**Stated task**
The entries below should be given again exactly, minus their pictures.

Start of Supplied data

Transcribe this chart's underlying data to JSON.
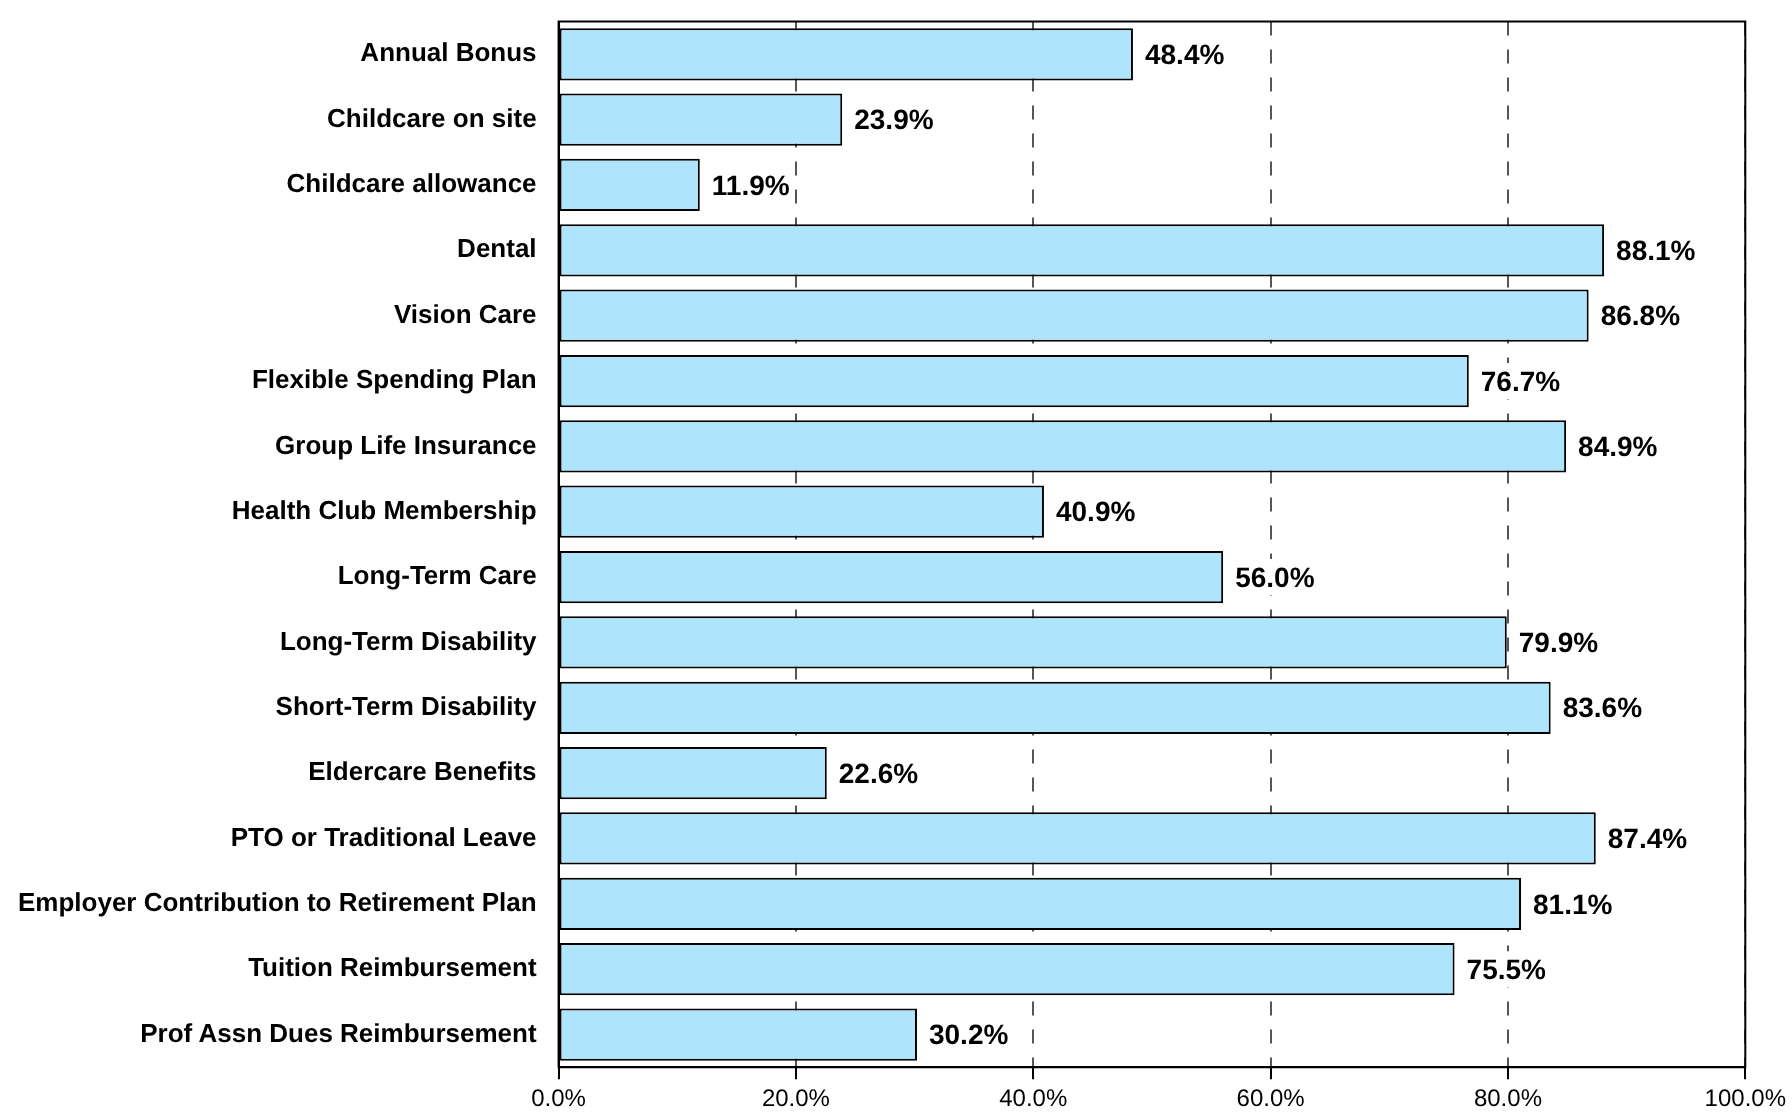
{
  "chart_data": {
    "type": "bar",
    "orientation": "horizontal",
    "categories": [
      "Annual Bonus",
      "Childcare on site",
      "Childcare allowance",
      "Dental",
      "Vision Care",
      "Flexible Spending Plan",
      "Group Life Insurance",
      "Health Club Membership",
      "Long-Term Care",
      "Long-Term Disability",
      "Short-Term Disability",
      "Eldercare Benefits",
      "PTO or Traditional Leave",
      "Employer Contribution to Retirement Plan",
      "Tuition Reimbursement",
      "Prof Assn Dues Reimbursement"
    ],
    "values": [
      48.4,
      23.9,
      11.9,
      88.1,
      86.8,
      76.7,
      84.9,
      40.9,
      56.0,
      79.9,
      83.6,
      22.6,
      87.4,
      81.1,
      75.5,
      30.2
    ],
    "value_labels": [
      "48.4%",
      "23.9%",
      "11.9%",
      "88.1%",
      "86.8%",
      "76.7%",
      "84.9%",
      "40.9%",
      "56.0%",
      "79.9%",
      "83.6%",
      "22.6%",
      "87.4%",
      "81.1%",
      "75.5%",
      "30.2%"
    ],
    "color": "#aee4fc",
    "xlim": [
      0,
      100
    ],
    "xticks": [
      {
        "value": 0,
        "label": "0.0%"
      },
      {
        "value": 20,
        "label": "20.0%"
      },
      {
        "value": 40,
        "label": "40.0%"
      },
      {
        "value": 60,
        "label": "60.0%"
      },
      {
        "value": 80,
        "label": "80.0%"
      },
      {
        "value": 100,
        "label": "100.0%"
      }
    ],
    "grid": "x",
    "legend": false
  }
}
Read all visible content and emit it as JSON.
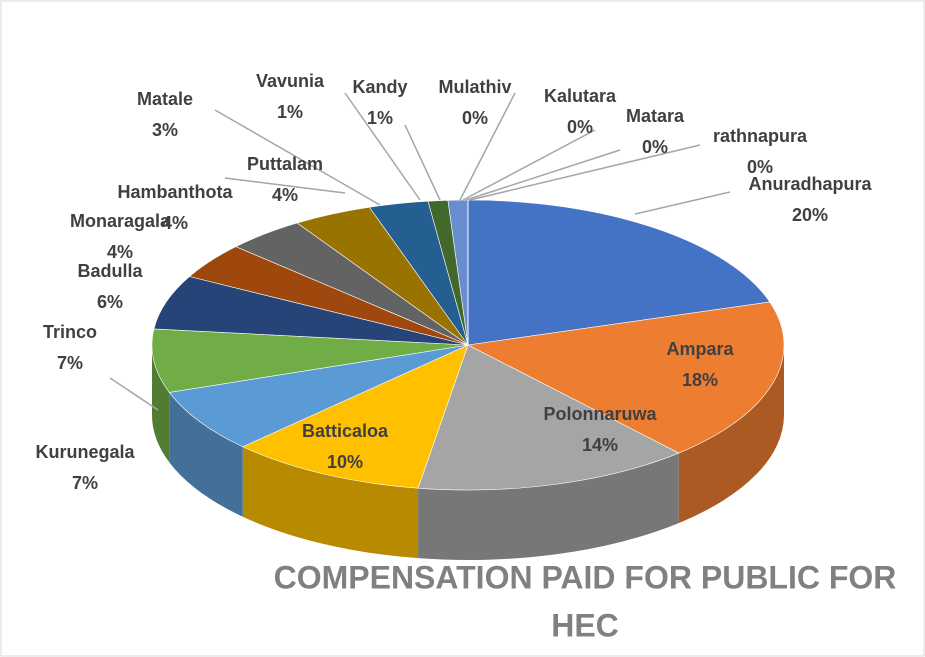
{
  "chart_data": {
    "type": "pie",
    "title": [
      "COMPENSATION PAID FOR PUBLIC FOR",
      "HEC"
    ],
    "categories": [
      "Anuradhapura",
      "Ampara",
      "Polonnaruwa",
      "Batticaloa",
      "Kurunegala",
      "Trinco",
      "Badulla",
      "Monaragala",
      "Hambanthota",
      "Puttalam",
      "Matale",
      "Vavunia",
      "Kandy",
      "Mulathiv",
      "Kalutara",
      "Matara",
      "rathnapura"
    ],
    "values": [
      20,
      18,
      14,
      10,
      7,
      7,
      6,
      4,
      4,
      4,
      3,
      1,
      1,
      0,
      0,
      0,
      0
    ],
    "value_labels": [
      "20%",
      "18%",
      "14%",
      "10%",
      "7%",
      "7%",
      "6%",
      "4%",
      "4%",
      "4%",
      "3%",
      "1%",
      "1%",
      "0%",
      "0%",
      "0%",
      "0%"
    ],
    "colors": [
      "#4472c4",
      "#ed7d31",
      "#a5a5a5",
      "#ffc000",
      "#5b9bd5",
      "#70ad47",
      "#264478",
      "#9e480e",
      "#636363",
      "#997300",
      "#255e91",
      "#43682b",
      "#698ed0",
      "#f1975a",
      "#b7b7b7",
      "#ffcd33",
      "#7cafdd"
    ]
  }
}
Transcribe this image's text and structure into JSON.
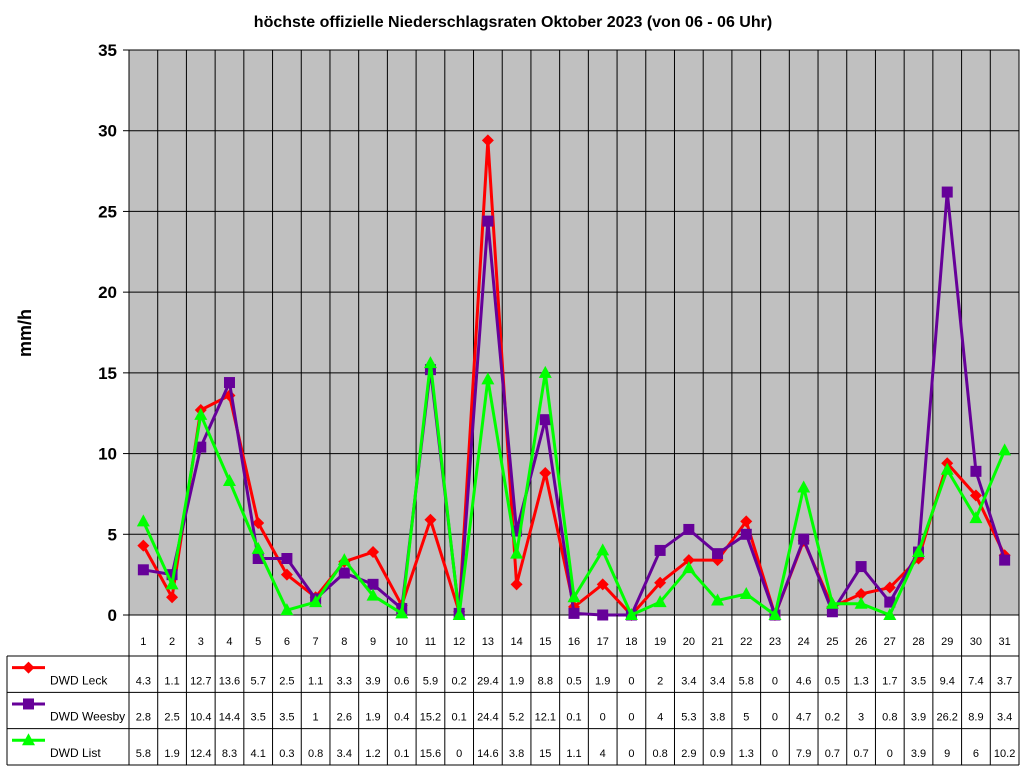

End of Supplied data

**Exercise solution**
Transcribe this chart's underlying data to JSON.
{
  "chart_data": {
    "type": "bar",
    "orientation": "horizontal",
    "categories": [
      "Annual Bonus",
      "Childcare on site",
      "Childcare allowance",
      "Dental",
      "Vision Care",
      "Flexible Spending Plan",
      "Group Life Insurance",
      "Health Club Membership",
      "Long-Term Care",
      "Long-Term Disability",
      "Short-Term Disability",
      "Eldercare Benefits",
      "PTO or Traditional Leave",
      "Employer Contribution to Retirement Plan",
      "Tuition Reimbursement",
      "Prof Assn Dues Reimbursement"
    ],
    "values": [
      48.4,
      23.9,
      11.9,
      88.1,
      86.8,
      76.7,
      84.9,
      40.9,
      56.0,
      79.9,
      83.6,
      22.6,
      87.4,
      81.1,
      75.5,
      30.2
    ],
    "value_labels": [
      "48.4%",
      "23.9%",
      "11.9%",
      "88.1%",
      "86.8%",
      "76.7%",
      "84.9%",
      "40.9%",
      "56.0%",
      "79.9%",
      "83.6%",
      "22.6%",
      "87.4%",
      "81.1%",
      "75.5%",
      "30.2%"
    ],
    "color": "#aee4fc",
    "xlim": [
      0,
      100
    ],
    "xticks": [
      {
        "value": 0,
        "label": "0.0%"
      },
      {
        "value": 20,
        "label": "20.0%"
      },
      {
        "value": 40,
        "label": "40.0%"
      },
      {
        "value": 60,
        "label": "60.0%"
      },
      {
        "value": 80,
        "label": "80.0%"
      },
      {
        "value": 100,
        "label": "100.0%"
      }
    ],
    "grid": "x",
    "legend": false
  }
}
Read all visible content and emit it as JSON.
{
  "chart_data": {
    "type": "pie",
    "title": [
      "COMPENSATION PAID FOR PUBLIC FOR",
      "HEC"
    ],
    "categories": [
      "Anuradhapura",
      "Ampara",
      "Polonnaruwa",
      "Batticaloa",
      "Kurunegala",
      "Trinco",
      "Badulla",
      "Monaragala",
      "Hambanthota",
      "Puttalam",
      "Matale",
      "Vavunia",
      "Kandy",
      "Mulathiv",
      "Kalutara",
      "Matara",
      "rathnapura"
    ],
    "values": [
      20,
      18,
      14,
      10,
      7,
      7,
      6,
      4,
      4,
      4,
      3,
      1,
      1,
      0,
      0,
      0,
      0
    ],
    "value_labels": [
      "20%",
      "18%",
      "14%",
      "10%",
      "7%",
      "7%",
      "6%",
      "4%",
      "4%",
      "4%",
      "3%",
      "1%",
      "1%",
      "0%",
      "0%",
      "0%",
      "0%"
    ],
    "colors": [
      "#4472c4",
      "#ed7d31",
      "#a5a5a5",
      "#ffc000",
      "#5b9bd5",
      "#70ad47",
      "#264478",
      "#9e480e",
      "#636363",
      "#997300",
      "#255e91",
      "#43682b",
      "#698ed0",
      "#f1975a",
      "#b7b7b7",
      "#ffcd33",
      "#7cafdd"
    ]
  }
}
Transcribe this image's text and structure into JSON.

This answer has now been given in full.